-- Start --

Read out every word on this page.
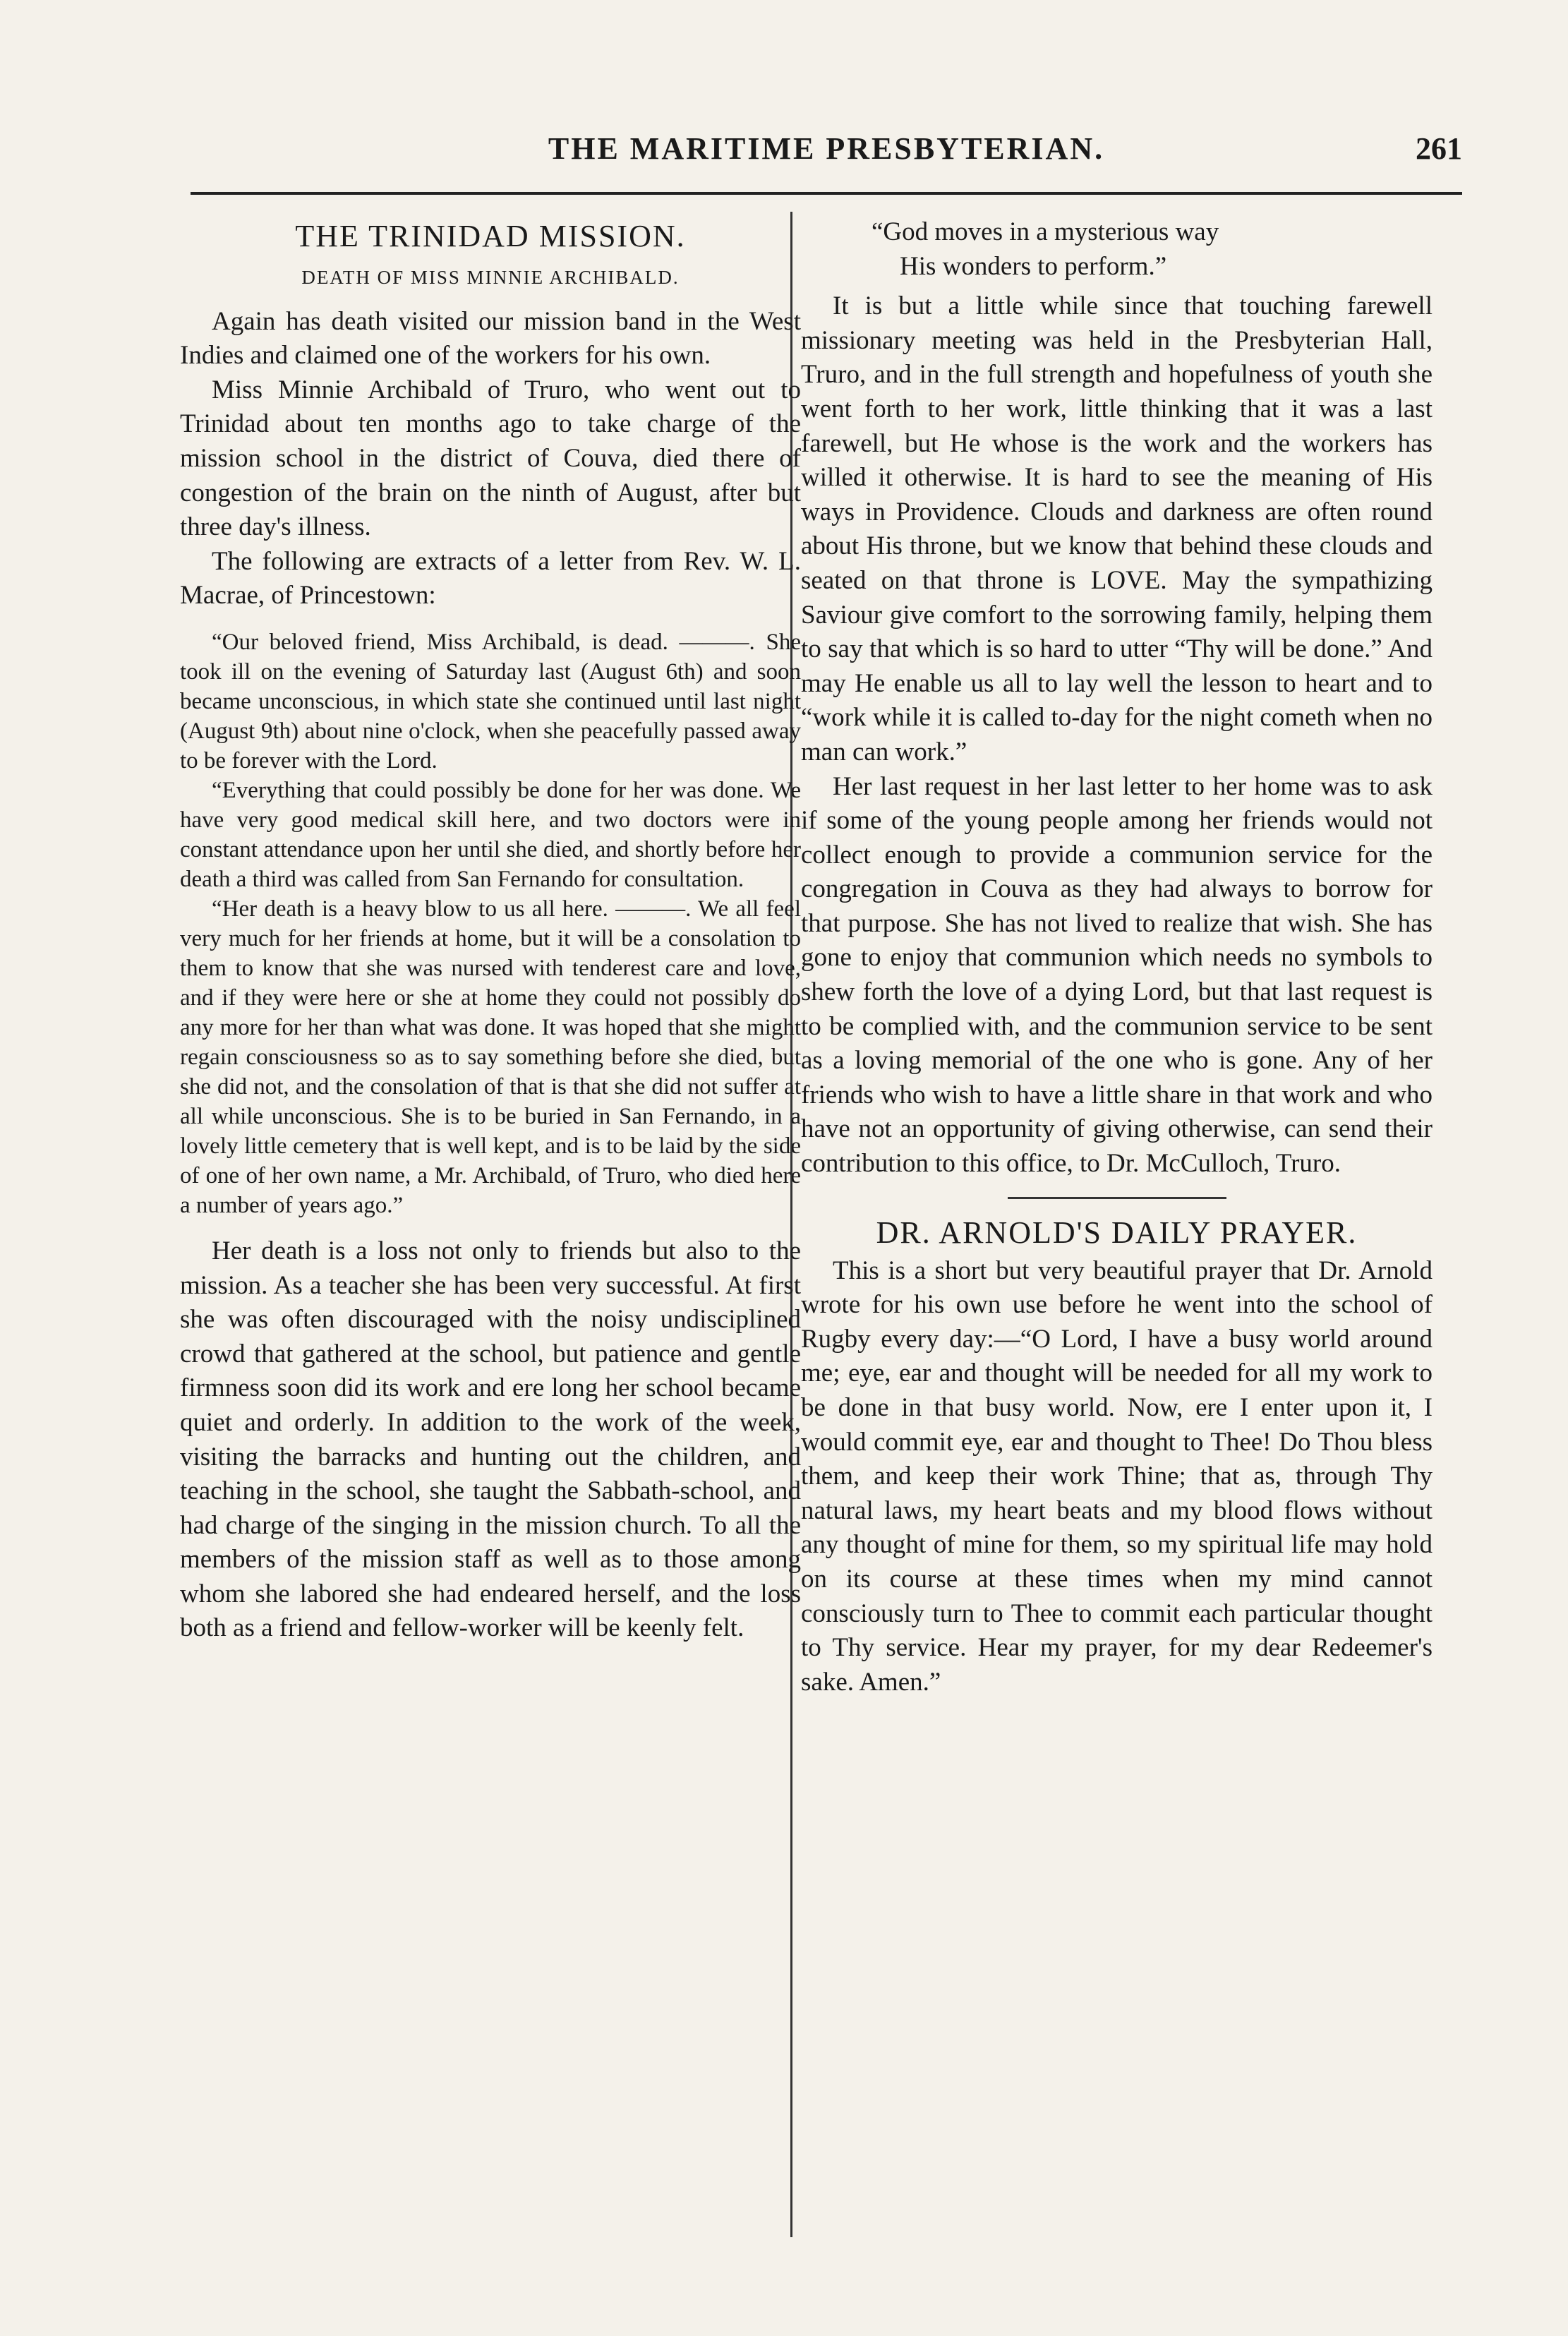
THE MARITIME PRESBYTERIAN.	261
THE TRINIDAD MISSION.
DEATH OF MISS MINNIE ARCHIBALD.

Again has death visited our mission band in the West Indies and claimed one of the workers for his own.

Miss Minnie Archibald of Truro, who went out to Trinidad about ten months ago to take charge of the mission school in the district of Couva, died there of congestion of the brain on the ninth of August, after but three day's illness.

The following are extracts of a letter from Rev. W. L. Macrae, of Princestown:

“Our beloved friend, Miss Archibald, is dead. ———. She took ill on the evening of Saturday last (August 6th) and soon became unconscious, in which state she continued until last night (August 9th) about nine o'clock, when she peacefully passed away to be forever with the Lord.

“Everything that could possibly be done for her was done. We have very good medical skill here, and two doctors were in constant attendance upon her until she died, and shortly before her death a third was called from San Fernando for consultation.

“Her death is a heavy blow to us all here. ———. We all feel very much for her friends at home, but it will be a consolation to them to know that she was nursed with tenderest care and love, and if they were here or she at home they could not possibly do any more for her than what was done. It was hoped that she might regain consciousness so as to say something before she died, but she did not, and the consolation of that is that she did not suffer at all while unconscious. She is to be buried in San Fernando, in a lovely little cemetery that is well kept, and is to be laid by the side of one of her own name, a Mr. Archibald, of Truro, who died here a number of years ago.”

Her death is a loss not only to friends but also to the mission. As a teacher she has been very successful. At first she was often discouraged with the noisy undisciplined crowd that gathered at the school, but patience and gentle firmness soon did its work and ere long her school became quiet and orderly. In addition to the work of the week, visiting the barracks and hunting out the children, and teaching in the school, she taught the Sabbath-school, and had charge of the singing in the mission church. To all the members of the mission staff as well as to those among whom she labored she had endeared herself, and the loss both as a friend and fellow-worker will be keenly felt.

“God moves in a mysterious way
His wonders to perform.”

It is but a little while since that touching farewell missionary meeting was held in the Presbyterian Hall, Truro, and in the full strength and hopefulness of youth she went forth to her work, little thinking that it was a last farewell, but He whose is the work and the workers has willed it otherwise. It is hard to see the meaning of His ways in Providence. Clouds and darkness are often round about His throne, but we know that behind these clouds and seated on that throne is LOVE. May the sympathizing Saviour give comfort to the sorrowing family, helping them to say that which is so hard to utter “Thy will be done.” And may He enable us all to lay well the lesson to heart and to “work while it is called to-day for the night cometh when no man can work.”

Her last request in her last letter to her home was to ask if some of the young people among her friends would not collect enough to provide a communion service for the congregation in Couva as they had always to borrow for that purpose. She has not lived to realize that wish. She has gone to enjoy that communion which needs no symbols to shew forth the love of a dying Lord, but that last request is to be complied with, and the communion service to be sent as a loving memorial of the one who is gone. Any of her friends who wish to have a little share in that work and who have not an opportunity of giving otherwise, can send their contribution to this office, to Dr. McCulloch, Truro.

DR. ARNOLD'S DAILY PRAYER.

This is a short but very beautiful prayer that Dr. Arnold wrote for his own use before he went into the school of Rugby every day:—“O Lord, I have a busy world around me; eye, ear and thought will be needed for all my work to be done in that busy world. Now, ere I enter upon it, I would commit eye, ear and thought to Thee! Do Thou bless them, and keep their work Thine; that as, through Thy natural laws, my heart beats and my blood flows without any thought of mine for them, so my spiritual life may hold on its course at these times when my mind cannot consciously turn to Thee to commit each particular thought to Thy service. Hear my prayer, for my dear Redeemer's sake. Amen.”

-- End --

* **Aim of the exercise**:
List each line holding the string "often".

* **Written solution**:
Her death is a loss not only to friends but also to the mission. As a teacher she has been very successful. At first she was often discouraged with the noisy undisciplined crowd that gathered at the school, but patience and gentle firmness soon did its work and ere long her school became quiet and orderly. In addition to the work of the week, visiting the barracks and hunting out the children, and teaching in the school, she taught the Sabbath-school, and had charge of the singing in the mission church. To all the members of the mission staff as well as to those among whom she labored she had endeared herself, and the loss both as a friend and fellow-worker will be keenly felt.
It is but a little while since that touching farewell missionary meeting was held in the Presbyterian Hall, Truro, and in the full strength and hopefulness of youth she went forth to her work, little thinking that it was a last farewell, but He whose is the work and the workers has willed it otherwise. It is hard to see the meaning of His ways in Providence. Clouds and darkness are often round about His throne, but we know that behind these clouds and seated on that throne is LOVE. May the sympathizing Saviour give comfort to the sorrowing family, helping them to say that which is so hard to utter “Thy will be done.” And may He enable us all to lay well the lesson to heart and to “work while it is called to-day for the night cometh when no man can work.”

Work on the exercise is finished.